Task instructions | Check each line of the listing for the word "labels" and report how many lines contain it, giving nothing but the number.

Provided data |

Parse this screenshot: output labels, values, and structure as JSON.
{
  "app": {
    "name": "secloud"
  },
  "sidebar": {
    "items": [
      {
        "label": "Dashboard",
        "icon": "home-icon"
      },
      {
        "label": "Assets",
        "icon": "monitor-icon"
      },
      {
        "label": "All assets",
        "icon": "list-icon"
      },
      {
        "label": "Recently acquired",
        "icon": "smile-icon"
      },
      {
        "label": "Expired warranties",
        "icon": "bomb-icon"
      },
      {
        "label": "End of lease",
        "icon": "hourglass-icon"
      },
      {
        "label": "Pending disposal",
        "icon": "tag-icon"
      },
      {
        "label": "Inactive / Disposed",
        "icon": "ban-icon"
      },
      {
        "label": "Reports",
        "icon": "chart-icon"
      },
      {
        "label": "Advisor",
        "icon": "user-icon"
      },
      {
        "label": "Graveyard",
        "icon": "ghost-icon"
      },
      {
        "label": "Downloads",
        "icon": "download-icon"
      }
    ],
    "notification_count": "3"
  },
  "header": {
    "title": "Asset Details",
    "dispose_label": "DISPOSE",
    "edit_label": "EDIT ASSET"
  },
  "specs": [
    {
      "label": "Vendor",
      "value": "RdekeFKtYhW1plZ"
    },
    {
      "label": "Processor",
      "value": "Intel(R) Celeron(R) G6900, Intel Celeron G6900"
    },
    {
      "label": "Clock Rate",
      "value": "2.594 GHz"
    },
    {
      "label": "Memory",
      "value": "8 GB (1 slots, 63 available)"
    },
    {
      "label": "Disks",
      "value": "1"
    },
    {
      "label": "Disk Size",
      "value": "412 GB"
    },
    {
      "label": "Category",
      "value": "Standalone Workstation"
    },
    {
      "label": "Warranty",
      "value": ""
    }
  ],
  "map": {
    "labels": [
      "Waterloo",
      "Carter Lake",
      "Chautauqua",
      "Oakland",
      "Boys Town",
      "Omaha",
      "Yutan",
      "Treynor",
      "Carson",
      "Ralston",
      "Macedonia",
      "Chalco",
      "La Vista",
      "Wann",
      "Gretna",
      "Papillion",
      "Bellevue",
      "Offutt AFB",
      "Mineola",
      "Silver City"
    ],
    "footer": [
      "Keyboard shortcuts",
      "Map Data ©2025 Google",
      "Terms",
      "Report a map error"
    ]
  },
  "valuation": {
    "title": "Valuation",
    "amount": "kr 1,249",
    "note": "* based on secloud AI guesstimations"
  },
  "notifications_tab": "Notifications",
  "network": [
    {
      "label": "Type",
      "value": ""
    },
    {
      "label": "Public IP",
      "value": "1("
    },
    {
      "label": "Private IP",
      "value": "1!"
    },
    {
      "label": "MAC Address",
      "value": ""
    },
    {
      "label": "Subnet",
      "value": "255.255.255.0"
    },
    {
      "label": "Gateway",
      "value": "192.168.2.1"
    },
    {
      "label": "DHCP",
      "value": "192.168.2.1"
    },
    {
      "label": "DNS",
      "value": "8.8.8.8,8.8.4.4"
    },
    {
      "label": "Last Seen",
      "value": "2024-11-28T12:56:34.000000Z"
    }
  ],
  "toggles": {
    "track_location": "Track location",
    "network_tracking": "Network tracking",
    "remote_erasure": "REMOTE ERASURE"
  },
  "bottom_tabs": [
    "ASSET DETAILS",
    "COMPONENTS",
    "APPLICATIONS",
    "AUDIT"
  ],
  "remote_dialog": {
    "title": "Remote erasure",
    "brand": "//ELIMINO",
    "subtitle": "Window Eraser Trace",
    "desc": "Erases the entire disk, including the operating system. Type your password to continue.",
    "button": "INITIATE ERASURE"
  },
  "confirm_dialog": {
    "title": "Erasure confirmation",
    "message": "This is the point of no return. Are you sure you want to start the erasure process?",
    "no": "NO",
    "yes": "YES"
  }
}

Task result | 2